(Stored data):
......
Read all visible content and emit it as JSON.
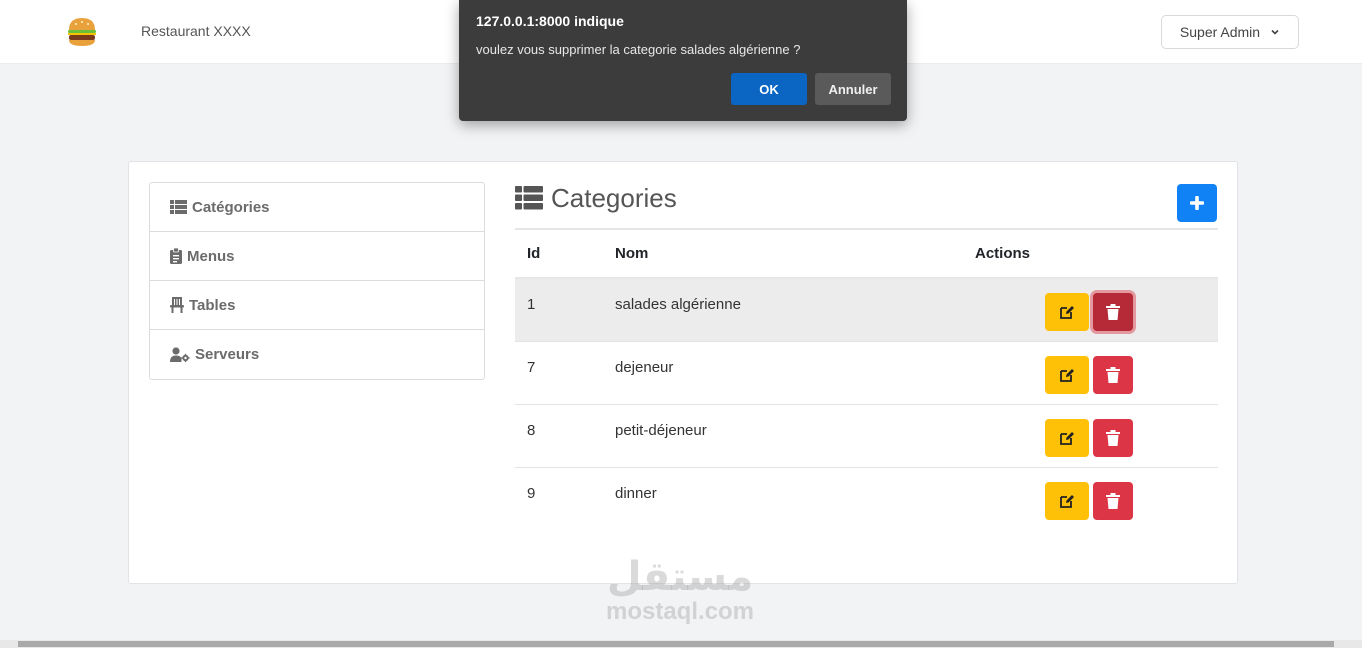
{
  "header": {
    "brand": "Restaurant XXXX",
    "logo_icon": "burger-icon",
    "user_menu_label": "Super Admin"
  },
  "sidebar": {
    "items": [
      {
        "label": "Catégories",
        "icon": "list-icon"
      },
      {
        "label": "Menus",
        "icon": "clipboard-icon"
      },
      {
        "label": "Tables",
        "icon": "chair-icon"
      },
      {
        "label": "Serveurs",
        "icon": "user-cog-icon"
      }
    ]
  },
  "main": {
    "title": "Categories",
    "add_icon": "plus-icon",
    "columns": [
      "Id",
      "Nom",
      "Actions"
    ],
    "rows": [
      {
        "id": "1",
        "nom": "salades algérienne"
      },
      {
        "id": "7",
        "nom": "dejeneur"
      },
      {
        "id": "8",
        "nom": "petit-déjeneur"
      },
      {
        "id": "9",
        "nom": "dinner"
      }
    ]
  },
  "dialog": {
    "origin": "127.0.0.1:8000 indique",
    "message": "voulez vous supprimer la categorie salades algérienne ?",
    "ok_label": "OK",
    "cancel_label": "Annuler"
  },
  "watermark": {
    "arabic": "مستقل",
    "latin": "mostaql.com"
  },
  "colors": {
    "primary": "#1182f5",
    "warning": "#ffc107",
    "danger": "#dc3545",
    "dialog_ok": "#0a66c2"
  }
}
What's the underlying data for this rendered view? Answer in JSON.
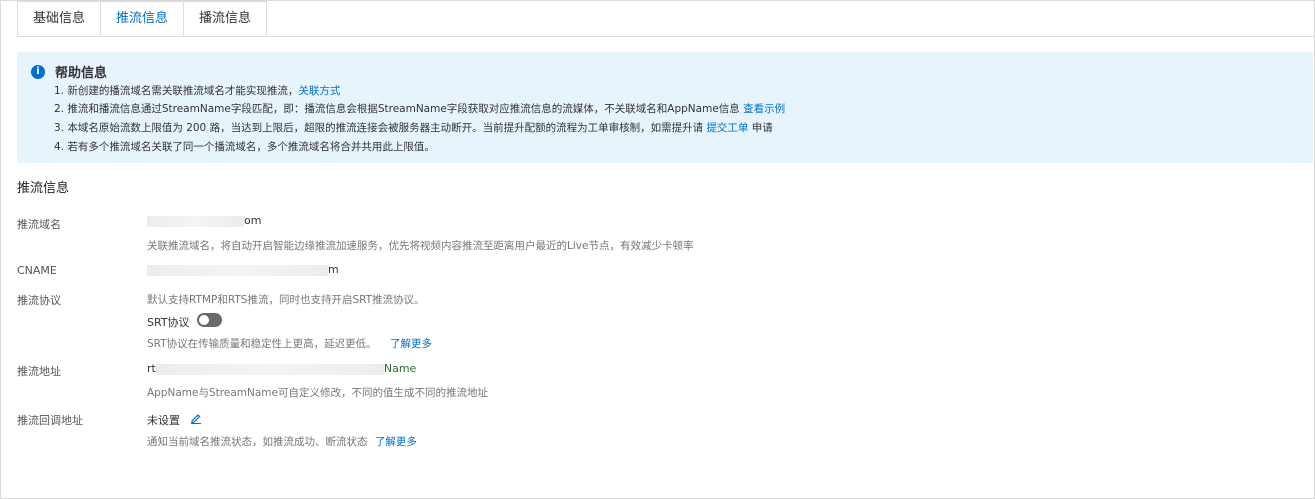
......
Within the entries above, report how many lines include "JSON", and keep the answer to the number.

(Reply): 2